--- START LISTED RECORDS ---

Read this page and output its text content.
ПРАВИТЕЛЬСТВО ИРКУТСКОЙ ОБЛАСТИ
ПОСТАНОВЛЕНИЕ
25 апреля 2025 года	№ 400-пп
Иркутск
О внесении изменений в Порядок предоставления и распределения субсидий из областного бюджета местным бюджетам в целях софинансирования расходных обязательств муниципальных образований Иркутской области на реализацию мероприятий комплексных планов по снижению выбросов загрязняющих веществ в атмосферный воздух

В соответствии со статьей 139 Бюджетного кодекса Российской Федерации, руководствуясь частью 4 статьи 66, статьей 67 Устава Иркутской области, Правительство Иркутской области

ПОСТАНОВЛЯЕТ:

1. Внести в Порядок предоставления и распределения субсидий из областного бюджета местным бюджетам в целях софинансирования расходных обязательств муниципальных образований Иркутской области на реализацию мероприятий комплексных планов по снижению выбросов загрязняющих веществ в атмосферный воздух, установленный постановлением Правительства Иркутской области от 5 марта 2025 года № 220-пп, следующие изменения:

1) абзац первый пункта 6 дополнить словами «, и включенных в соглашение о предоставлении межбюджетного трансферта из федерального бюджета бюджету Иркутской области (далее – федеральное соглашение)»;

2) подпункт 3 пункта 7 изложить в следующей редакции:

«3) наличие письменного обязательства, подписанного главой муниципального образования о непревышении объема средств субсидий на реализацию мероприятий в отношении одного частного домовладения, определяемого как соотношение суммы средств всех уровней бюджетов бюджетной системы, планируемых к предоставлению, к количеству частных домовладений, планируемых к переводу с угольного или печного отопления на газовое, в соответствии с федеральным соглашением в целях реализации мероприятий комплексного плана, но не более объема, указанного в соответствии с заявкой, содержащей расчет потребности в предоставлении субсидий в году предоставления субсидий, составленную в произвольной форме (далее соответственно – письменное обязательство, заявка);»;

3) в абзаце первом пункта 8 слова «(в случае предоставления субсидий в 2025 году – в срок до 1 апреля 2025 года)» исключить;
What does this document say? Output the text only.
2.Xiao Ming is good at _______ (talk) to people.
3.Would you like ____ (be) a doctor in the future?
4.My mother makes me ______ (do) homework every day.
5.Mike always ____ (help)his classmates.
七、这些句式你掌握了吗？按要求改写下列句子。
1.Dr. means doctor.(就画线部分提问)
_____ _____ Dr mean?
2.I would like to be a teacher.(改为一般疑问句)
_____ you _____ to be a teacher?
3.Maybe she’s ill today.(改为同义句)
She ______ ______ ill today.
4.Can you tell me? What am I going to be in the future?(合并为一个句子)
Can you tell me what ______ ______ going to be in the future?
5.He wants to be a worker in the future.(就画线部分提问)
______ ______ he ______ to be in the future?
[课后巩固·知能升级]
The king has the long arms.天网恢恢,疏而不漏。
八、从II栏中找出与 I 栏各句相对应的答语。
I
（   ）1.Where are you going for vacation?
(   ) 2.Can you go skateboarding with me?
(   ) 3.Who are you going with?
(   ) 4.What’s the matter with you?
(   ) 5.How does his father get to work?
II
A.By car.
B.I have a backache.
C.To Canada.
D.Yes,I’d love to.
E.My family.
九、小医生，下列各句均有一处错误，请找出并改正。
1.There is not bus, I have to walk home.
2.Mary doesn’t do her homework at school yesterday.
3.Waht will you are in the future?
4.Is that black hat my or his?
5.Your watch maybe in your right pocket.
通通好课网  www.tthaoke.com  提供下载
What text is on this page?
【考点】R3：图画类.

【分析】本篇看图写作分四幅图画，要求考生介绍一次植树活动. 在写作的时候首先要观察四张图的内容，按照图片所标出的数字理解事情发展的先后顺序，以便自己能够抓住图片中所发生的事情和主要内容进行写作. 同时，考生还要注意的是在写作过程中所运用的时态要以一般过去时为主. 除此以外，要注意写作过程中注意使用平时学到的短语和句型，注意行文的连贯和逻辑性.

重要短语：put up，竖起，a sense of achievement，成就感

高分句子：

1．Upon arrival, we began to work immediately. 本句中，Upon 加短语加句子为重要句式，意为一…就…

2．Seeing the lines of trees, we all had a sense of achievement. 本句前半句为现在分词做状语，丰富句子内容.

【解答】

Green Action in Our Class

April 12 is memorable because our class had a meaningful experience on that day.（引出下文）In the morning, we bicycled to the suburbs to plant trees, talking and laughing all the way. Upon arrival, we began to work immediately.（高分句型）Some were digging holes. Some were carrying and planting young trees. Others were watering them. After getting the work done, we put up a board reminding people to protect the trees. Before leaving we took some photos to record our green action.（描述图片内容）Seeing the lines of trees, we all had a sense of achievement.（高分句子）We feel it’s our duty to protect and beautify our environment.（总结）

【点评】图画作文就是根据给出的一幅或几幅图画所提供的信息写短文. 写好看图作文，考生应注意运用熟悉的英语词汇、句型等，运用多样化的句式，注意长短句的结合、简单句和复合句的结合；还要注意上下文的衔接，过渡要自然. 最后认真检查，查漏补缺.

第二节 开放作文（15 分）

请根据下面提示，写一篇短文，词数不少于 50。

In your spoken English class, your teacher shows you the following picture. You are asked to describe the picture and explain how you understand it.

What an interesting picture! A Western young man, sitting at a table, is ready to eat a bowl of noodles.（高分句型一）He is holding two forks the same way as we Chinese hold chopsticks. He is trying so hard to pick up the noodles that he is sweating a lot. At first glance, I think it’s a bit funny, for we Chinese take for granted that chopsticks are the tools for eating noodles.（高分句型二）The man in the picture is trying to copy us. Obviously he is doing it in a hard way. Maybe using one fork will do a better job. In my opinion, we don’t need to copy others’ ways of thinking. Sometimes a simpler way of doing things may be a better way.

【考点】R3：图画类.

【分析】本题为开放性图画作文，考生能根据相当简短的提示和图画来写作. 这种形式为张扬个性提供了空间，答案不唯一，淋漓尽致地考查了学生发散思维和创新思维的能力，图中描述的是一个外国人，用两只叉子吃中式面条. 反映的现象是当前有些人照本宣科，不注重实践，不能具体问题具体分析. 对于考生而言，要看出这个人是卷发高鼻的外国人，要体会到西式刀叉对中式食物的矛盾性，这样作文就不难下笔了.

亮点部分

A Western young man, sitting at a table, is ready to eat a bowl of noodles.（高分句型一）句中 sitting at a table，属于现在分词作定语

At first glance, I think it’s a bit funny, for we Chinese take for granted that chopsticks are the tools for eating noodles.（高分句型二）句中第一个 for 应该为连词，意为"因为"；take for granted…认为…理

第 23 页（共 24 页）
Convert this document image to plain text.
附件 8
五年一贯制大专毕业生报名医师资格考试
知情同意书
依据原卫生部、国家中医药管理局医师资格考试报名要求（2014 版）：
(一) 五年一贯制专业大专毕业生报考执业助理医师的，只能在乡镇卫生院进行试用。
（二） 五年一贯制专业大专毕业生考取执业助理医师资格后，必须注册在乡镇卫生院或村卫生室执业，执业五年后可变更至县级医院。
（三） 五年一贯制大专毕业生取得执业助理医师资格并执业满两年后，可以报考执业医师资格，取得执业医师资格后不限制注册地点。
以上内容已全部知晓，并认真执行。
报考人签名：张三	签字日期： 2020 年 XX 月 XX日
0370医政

--- END LISTED RECORDS ---

■ **DIRECTIVE**
Copy exactly the lines of the listing above, beginning at the line with "Convert this document image to plain text." and ending at its final line; write out nothing else.

■ **RESULT BELOW**
Convert this document image to plain text.
附件 8
五年一贯制大专毕业生报名医师资格考试
知情同意书
依据原卫生部、国家中医药管理局医师资格考试报名要求（2014 版）：
(一) 五年一贯制专业大专毕业生报考执业助理医师的，只能在乡镇卫生院进行试用。
（二） 五年一贯制专业大专毕业生考取执业助理医师资格后，必须注册在乡镇卫生院或村卫生室执业，执业五年后可变更至县级医院。
（三） 五年一贯制大专毕业生取得执业助理医师资格并执业满两年后，可以报考执业医师资格，取得执业医师资格后不限制注册地点。
以上内容已全部知晓，并认真执行。
报考人签名：张三	签字日期： 2020 年 XX 月 XX日
0370医政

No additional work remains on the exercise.